◆ SUPPLIED PASSAGE
How Does Foreclosure Work?

Mortgages are loans that use real property as collateral against a borrowed sum of money. The amount generally correlates to the value of that property, and the borrower is allowed to live in the home so long as payments are made toward the principal loan amount, with interest. The deed to the property is held by the lender until the specified amount is paid in full. Once the final payment is made, the deed is then transferred to the borrower, who assumes full ownership of the property.

If those payments cannot be made, and the borrower defaults on the home loan, the deed remains in possession of the lender, who can legally take back ownership of the home used as collateral, in order to cover their loss.

The Foreclosure Process

The foreclosure process becomes a possibility when a borrower fails to make a mortgage payment on time, rendering the loan as delinquent. If the borrower completely misses the payment (defaults), the foreclosure process can begin. When a homeowner defaults, they should be notified by their lender. Usually, borrowers are given a grace period to make up any missed payments and are typically charged fees on top of whatever money is owed.

If the mortgage remains delinquent after three to six months with no payments submitted, then the lender will officially begin foreclosure on the property. At this point, the more time that a borrower has spent in delinquency without making any payments, the harder it is to catch up with the payments, making it incredibly hard to stop the foreclosure process. 

It is important to note that details of the pre-foreclosure and foreclosure process vary by state. In pre-foreclosure, a lender may present alternatives to foreclosure, including different attempts at mediation to negate any negative consequences towards both parties.

Aside from that, there are two main avenues of foreclosure: judicial foreclosure and power of sale (non-judicial foreclosure). Judicial foreclosure forces lenders to get the law involved for permission to foreclose on a property. If the lender can prove that the borrower has defaulted and remains delinquent on mortgage payments, then the local sheriff auctions off the property or ownership reverts to the bank who may then sell the property to cover their financial loss.

The non-judicial foreclosure process is much less strict and allows banks direct access to foreclose on the property without the involvement of the courts, unless the homeowner decides to sue the lender. 

Foreclosure is not always beneficial for the lender. As a matter of fact, in rare cases before reaching the final stages of foreclosure, some lenders will opt to offer the borrower an adjusted payment schedule. This is known as mortgage modification.

◆ WRITTEN TASK 1
Set down the rows exactly as they appear, from the first row through the line containing "data-point [385, 265, 388, 268]", with both ends included.

Rows from a dataset
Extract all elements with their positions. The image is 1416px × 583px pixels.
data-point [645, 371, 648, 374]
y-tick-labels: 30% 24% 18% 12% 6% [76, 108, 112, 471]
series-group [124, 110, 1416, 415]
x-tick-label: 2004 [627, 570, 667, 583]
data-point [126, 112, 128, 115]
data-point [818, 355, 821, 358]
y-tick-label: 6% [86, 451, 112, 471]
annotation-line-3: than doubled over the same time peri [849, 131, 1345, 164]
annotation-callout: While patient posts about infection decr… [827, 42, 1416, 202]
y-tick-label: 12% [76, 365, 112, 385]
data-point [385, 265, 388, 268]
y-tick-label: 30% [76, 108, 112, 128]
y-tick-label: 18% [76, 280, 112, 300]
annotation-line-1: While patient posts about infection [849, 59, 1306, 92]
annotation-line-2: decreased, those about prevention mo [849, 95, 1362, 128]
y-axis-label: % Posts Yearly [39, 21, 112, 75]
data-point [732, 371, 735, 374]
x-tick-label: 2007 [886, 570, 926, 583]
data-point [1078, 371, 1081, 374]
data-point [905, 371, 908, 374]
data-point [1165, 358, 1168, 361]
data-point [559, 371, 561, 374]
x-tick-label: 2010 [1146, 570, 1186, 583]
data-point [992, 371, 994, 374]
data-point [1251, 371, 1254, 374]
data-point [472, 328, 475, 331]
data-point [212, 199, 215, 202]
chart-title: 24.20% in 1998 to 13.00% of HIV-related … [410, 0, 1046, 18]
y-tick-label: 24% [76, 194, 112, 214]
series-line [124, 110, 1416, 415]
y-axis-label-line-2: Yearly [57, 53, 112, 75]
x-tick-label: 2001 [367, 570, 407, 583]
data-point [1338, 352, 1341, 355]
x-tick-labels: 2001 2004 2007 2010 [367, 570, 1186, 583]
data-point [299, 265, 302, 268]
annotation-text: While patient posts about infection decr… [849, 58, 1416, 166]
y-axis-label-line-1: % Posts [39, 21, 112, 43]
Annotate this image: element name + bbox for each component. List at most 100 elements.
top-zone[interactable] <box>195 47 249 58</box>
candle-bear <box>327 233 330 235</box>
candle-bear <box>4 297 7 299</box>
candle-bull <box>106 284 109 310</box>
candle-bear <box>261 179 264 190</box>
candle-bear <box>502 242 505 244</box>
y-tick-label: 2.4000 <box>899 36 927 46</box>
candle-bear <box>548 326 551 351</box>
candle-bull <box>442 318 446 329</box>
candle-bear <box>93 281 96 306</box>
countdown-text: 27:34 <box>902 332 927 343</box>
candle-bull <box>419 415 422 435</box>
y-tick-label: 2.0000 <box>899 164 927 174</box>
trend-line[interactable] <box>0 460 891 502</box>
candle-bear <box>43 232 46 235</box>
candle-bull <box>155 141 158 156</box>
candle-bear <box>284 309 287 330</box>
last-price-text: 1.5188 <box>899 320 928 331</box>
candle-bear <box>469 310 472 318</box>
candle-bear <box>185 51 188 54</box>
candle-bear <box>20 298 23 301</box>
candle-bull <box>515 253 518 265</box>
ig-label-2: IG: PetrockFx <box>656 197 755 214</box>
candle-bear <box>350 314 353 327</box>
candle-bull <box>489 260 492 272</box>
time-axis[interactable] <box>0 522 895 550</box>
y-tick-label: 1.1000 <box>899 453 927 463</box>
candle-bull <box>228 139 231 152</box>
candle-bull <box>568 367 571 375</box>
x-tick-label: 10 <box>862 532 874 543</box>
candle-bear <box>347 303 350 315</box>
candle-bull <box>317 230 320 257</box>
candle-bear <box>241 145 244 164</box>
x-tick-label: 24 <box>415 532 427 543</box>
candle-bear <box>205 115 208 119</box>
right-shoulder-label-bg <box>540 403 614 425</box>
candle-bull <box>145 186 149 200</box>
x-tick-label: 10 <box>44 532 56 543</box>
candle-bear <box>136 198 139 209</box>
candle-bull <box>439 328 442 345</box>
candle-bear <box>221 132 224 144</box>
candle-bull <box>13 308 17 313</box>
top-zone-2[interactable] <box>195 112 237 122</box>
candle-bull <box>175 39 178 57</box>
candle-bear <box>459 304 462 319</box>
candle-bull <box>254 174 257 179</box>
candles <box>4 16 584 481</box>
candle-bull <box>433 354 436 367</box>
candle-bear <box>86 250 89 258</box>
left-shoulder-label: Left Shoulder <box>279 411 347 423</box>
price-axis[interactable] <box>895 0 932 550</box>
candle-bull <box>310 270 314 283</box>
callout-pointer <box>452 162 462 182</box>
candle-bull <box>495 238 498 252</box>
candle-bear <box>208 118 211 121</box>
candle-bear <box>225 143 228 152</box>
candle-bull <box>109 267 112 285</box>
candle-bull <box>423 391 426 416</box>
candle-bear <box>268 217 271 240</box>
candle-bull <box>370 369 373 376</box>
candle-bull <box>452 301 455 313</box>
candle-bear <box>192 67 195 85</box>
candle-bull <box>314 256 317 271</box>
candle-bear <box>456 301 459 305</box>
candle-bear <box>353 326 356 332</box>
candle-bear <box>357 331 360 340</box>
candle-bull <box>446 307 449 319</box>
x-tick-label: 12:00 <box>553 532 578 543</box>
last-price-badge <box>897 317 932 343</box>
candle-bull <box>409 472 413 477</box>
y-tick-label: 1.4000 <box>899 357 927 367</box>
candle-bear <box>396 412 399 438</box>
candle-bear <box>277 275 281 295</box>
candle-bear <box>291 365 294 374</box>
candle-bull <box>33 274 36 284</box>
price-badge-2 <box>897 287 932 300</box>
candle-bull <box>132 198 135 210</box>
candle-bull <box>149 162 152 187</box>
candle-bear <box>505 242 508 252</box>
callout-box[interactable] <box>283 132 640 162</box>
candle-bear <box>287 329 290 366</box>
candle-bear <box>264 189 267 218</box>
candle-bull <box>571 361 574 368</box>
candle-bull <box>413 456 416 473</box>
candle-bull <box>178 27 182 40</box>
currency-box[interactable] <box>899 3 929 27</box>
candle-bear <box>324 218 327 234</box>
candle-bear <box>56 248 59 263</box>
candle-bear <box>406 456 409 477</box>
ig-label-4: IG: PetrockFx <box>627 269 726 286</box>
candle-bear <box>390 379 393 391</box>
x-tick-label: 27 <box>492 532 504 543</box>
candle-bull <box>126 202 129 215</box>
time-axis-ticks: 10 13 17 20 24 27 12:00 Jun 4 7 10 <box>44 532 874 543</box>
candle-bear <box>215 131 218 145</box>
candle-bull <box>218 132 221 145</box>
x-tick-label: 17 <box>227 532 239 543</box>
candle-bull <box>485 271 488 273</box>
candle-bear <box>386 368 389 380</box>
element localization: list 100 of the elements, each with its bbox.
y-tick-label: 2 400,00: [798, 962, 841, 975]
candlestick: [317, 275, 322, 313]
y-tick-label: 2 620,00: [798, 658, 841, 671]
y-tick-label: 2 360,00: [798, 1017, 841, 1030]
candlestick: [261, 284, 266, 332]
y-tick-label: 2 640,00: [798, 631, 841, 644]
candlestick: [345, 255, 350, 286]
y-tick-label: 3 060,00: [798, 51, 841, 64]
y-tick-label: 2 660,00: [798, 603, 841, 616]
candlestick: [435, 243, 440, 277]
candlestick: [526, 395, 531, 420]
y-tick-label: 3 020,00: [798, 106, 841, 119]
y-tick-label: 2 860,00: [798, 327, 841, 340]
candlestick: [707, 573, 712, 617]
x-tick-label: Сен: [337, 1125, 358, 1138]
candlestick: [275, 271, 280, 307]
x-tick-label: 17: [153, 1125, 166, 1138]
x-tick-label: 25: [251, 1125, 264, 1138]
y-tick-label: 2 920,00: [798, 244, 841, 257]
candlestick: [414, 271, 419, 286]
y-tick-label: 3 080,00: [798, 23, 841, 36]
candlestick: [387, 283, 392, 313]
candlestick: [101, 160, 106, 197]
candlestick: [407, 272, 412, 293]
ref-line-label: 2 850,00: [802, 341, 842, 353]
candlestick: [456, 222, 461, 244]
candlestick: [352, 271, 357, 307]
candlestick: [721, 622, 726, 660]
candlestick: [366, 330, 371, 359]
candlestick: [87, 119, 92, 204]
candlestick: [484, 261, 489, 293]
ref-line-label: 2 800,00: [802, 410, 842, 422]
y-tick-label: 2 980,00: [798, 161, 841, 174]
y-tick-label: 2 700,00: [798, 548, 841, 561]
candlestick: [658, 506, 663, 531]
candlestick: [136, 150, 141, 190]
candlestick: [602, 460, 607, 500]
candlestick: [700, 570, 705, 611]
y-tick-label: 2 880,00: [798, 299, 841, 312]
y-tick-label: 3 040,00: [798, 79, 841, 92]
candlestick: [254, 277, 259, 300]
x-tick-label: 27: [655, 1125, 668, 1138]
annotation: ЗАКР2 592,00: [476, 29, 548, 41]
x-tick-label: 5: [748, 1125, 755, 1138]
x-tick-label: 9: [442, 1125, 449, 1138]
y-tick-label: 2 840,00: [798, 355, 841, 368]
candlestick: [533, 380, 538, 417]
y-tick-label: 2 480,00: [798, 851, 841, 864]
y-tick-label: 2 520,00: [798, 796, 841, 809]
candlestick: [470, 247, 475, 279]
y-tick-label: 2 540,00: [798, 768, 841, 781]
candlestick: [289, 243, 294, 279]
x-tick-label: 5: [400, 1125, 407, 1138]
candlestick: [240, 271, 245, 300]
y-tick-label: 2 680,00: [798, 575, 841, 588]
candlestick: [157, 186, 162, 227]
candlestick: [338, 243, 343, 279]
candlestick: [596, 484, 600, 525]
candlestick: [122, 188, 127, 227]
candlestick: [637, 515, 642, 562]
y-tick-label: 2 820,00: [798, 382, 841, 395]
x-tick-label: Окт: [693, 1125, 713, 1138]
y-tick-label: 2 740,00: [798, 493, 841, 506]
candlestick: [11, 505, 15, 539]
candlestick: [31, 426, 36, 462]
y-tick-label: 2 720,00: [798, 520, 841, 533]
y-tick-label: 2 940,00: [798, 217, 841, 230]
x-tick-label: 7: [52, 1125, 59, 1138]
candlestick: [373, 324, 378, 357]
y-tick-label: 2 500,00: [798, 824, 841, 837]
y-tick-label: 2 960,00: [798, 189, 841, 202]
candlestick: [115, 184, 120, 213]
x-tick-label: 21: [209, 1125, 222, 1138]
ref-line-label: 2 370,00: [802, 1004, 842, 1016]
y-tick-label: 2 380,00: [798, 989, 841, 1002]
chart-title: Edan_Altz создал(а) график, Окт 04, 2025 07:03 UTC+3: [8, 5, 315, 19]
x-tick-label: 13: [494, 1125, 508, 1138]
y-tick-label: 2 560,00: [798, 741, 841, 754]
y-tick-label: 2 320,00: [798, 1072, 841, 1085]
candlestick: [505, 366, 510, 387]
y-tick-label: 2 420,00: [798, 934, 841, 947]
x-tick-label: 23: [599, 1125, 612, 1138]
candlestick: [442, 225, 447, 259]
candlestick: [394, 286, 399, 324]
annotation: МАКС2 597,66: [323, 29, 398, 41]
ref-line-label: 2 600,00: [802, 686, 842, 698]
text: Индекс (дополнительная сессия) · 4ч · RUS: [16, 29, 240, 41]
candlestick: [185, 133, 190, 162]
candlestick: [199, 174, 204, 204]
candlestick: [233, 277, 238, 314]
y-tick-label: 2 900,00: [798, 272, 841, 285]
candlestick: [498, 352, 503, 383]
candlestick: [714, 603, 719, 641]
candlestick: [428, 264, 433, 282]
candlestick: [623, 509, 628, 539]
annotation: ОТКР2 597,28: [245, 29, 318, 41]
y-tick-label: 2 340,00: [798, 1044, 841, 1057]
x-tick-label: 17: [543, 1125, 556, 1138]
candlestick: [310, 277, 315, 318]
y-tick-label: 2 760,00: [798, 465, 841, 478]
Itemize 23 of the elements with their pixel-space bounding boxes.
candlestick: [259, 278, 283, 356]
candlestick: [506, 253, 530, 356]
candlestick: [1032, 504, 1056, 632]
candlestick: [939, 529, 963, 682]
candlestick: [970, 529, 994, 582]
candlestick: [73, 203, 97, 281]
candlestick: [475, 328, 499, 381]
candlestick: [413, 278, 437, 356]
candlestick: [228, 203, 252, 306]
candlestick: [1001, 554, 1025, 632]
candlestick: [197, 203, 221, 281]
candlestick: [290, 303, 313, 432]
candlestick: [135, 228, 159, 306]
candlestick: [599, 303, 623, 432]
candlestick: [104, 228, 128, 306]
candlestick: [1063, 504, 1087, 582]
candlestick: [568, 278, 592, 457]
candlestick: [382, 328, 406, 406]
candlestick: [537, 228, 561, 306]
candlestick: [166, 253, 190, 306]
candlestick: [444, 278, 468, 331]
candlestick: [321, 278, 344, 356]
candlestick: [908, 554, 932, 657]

◆ WRITTEN TASK 2
From the text on how foreclosure works, extract word for word the part that opens with the words containing "Mortgages are loans" and closes with "of the property.".

◆ WORKED ANSWER 1
Extract all elements with their positions. The image is 1416px × 583px pixels.
data-point [645, 371, 648, 374]
y-tick-labels: 30% 24% 18% 12% 6% [76, 108, 112, 471]
series-group [124, 110, 1416, 415]
x-tick-label: 2004 [627, 570, 667, 583]
data-point [126, 112, 128, 115]
data-point [818, 355, 821, 358]
y-tick-label: 6% [86, 451, 112, 471]
annotation-line-3: than doubled over the same time peri [849, 131, 1345, 164]
annotation-callout: While patient posts about infection decr… [827, 42, 1416, 202]
y-tick-label: 12% [76, 365, 112, 385]
data-point [385, 265, 388, 268]

◆ WORKED ANSWER 2
Mortgages are loans that use real property as collateral against a borrowed sum of money. The amount generally correlates to the value of that property, and the borrower is allowed to live in the home so long as payments are made toward the principal loan amount, with interest. The deed to the property is held by the lender until the specified amount is paid in full. Once the final payment is made, the deed is then transferred to the borrower, who assumes full ownership of the property.